Your task -
Transcribe the listing in full, excluding any pictures.

>> Start

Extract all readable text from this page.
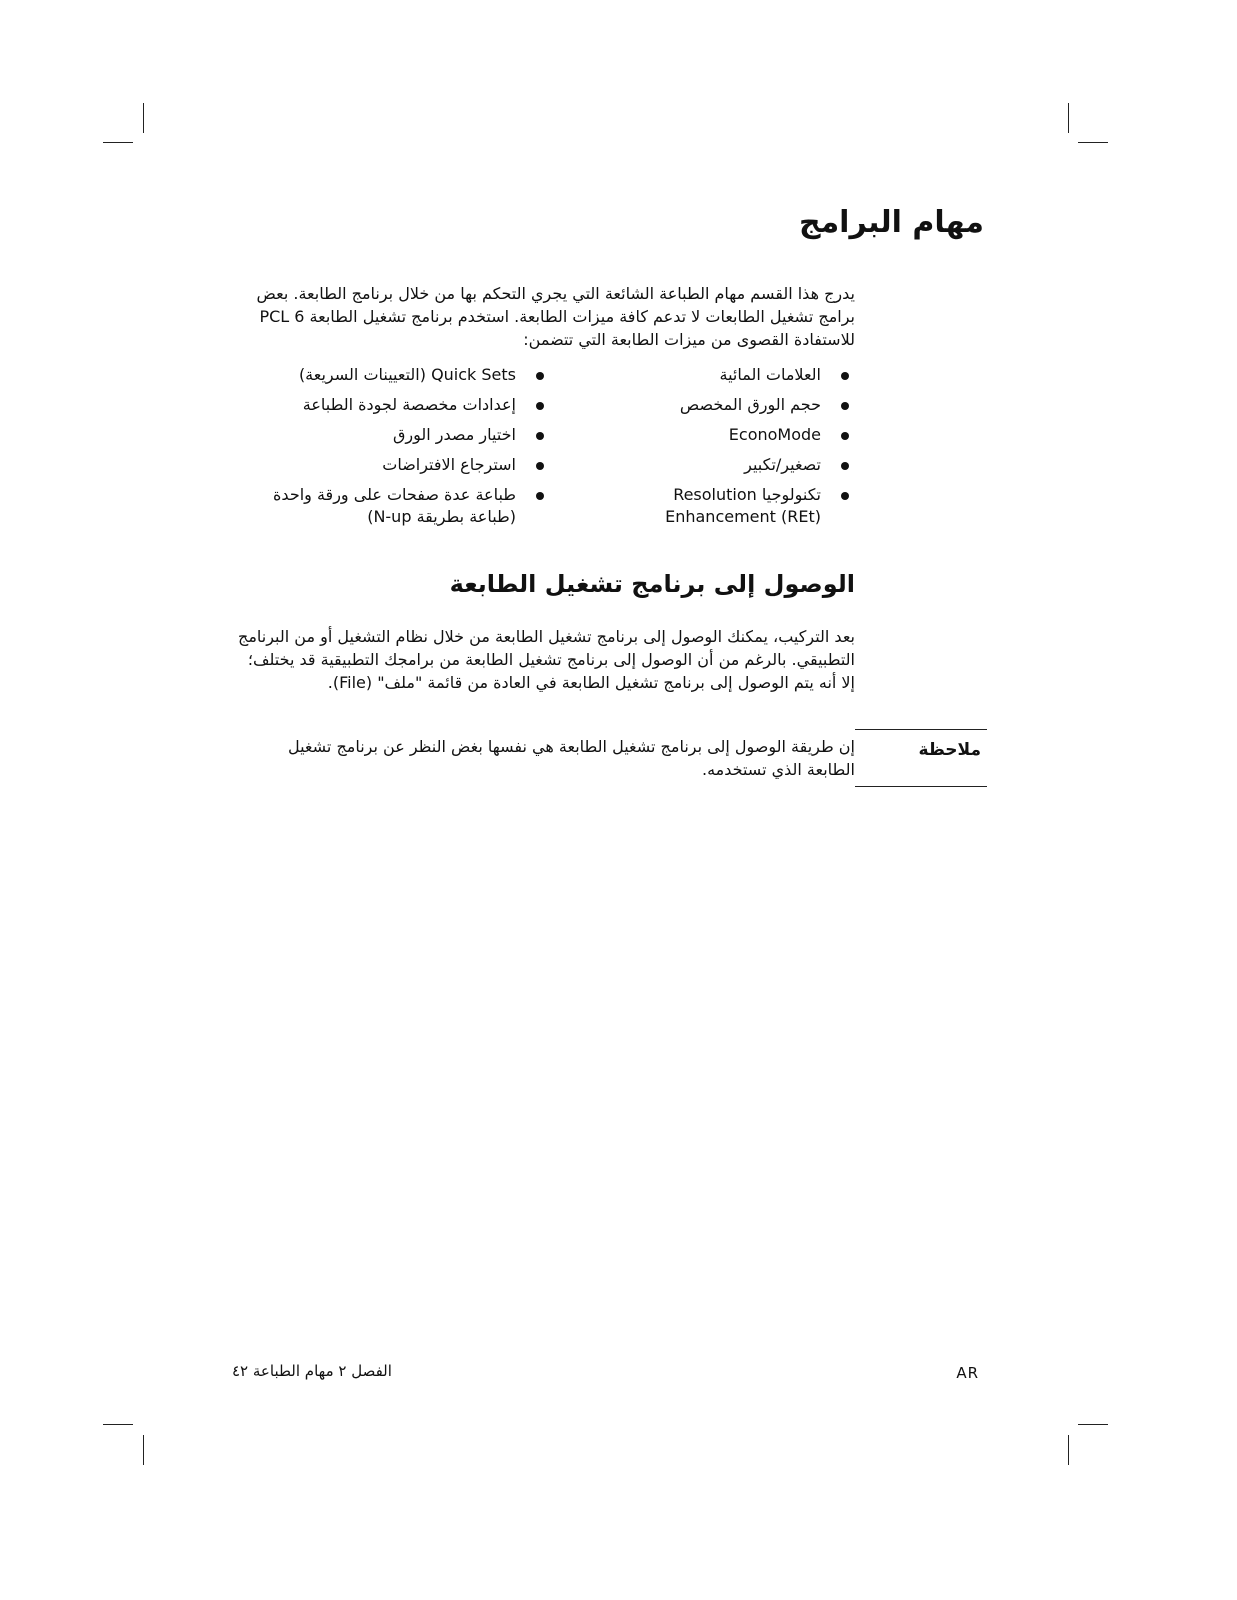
مهام البرامج

يدرج هذا القسم مهام الطباعة الشائعة التي يجري التحكم بها من خلال برنامج الطابعة. بعض برامج تشغيل الطابعات لا تدعم كافة ميزات الطابعة. استخدم برنامج تشغيل الطابعة PCL 6 للاستفادة القصوى من ميزات الطابعة التي تتضمن:

العلامات المائية
Quick Sets (التعيينات السريعة)
حجم الورق المخصص
إعدادات مخصصة لجودة الطباعة
EconoMode
اختيار مصدر الورق
تصغير/تكبير
استرجاع الافتراضات
تكنولوجيا Resolution Enhancement (REt)
طباعة عدة صفحات على ورقة واحدة (طباعة بطريقة N-up)
الوصول إلى برنامج تشغيل الطابعة

بعد التركيب، يمكنك الوصول إلى برنامج تشغيل الطابعة من خلال نظام التشغيل أو من البرنامج التطبيقي. بالرغم من أن الوصول إلى برنامج تشغيل الطابعة من برامجك التطبيقية قد يختلف؛ إلا أنه يتم الوصول إلى برنامج تشغيل الطابعة في العادة من قائمة "ملف" (File).

ملاحظة

إن طريقة الوصول إلى برنامج تشغيل الطابعة هي نفسها بغض النظر عن برنامج تشغيل الطابعة الذي تستخدمه.

الفصل ٢ مهام الطباعة ٤٢	AR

>> End

Expected answer -
Extract all readable text from this page.
مهام البرامج

يدرج هذا القسم مهام الطباعة الشائعة التي يجري التحكم بها من خلال برنامج الطابعة. بعض برامج تشغيل الطابعات لا تدعم كافة ميزات الطابعة. استخدم برنامج تشغيل الطابعة PCL 6 للاستفادة القصوى من ميزات الطابعة التي تتضمن:

العلامات المائية
Quick Sets (التعيينات السريعة)
حجم الورق المخصص
إعدادات مخصصة لجودة الطباعة
EconoMode
اختيار مصدر الورق
تصغير/تكبير
استرجاع الافتراضات
تكنولوجيا Resolution Enhancement (REt)
طباعة عدة صفحات على ورقة واحدة (طباعة بطريقة N-up)
الوصول إلى برنامج تشغيل الطابعة

بعد التركيب، يمكنك الوصول إلى برنامج تشغيل الطابعة من خلال نظام التشغيل أو من البرنامج التطبيقي. بالرغم من أن الوصول إلى برنامج تشغيل الطابعة من برامجك التطبيقية قد يختلف؛ إلا أنه يتم الوصول إلى برنامج تشغيل الطابعة في العادة من قائمة "ملف" (File).

ملاحظة

إن طريقة الوصول إلى برنامج تشغيل الطابعة هي نفسها بغض النظر عن برنامج تشغيل الطابعة الذي تستخدمه.

الفصل ٢ مهام الطباعة ٤٢	AR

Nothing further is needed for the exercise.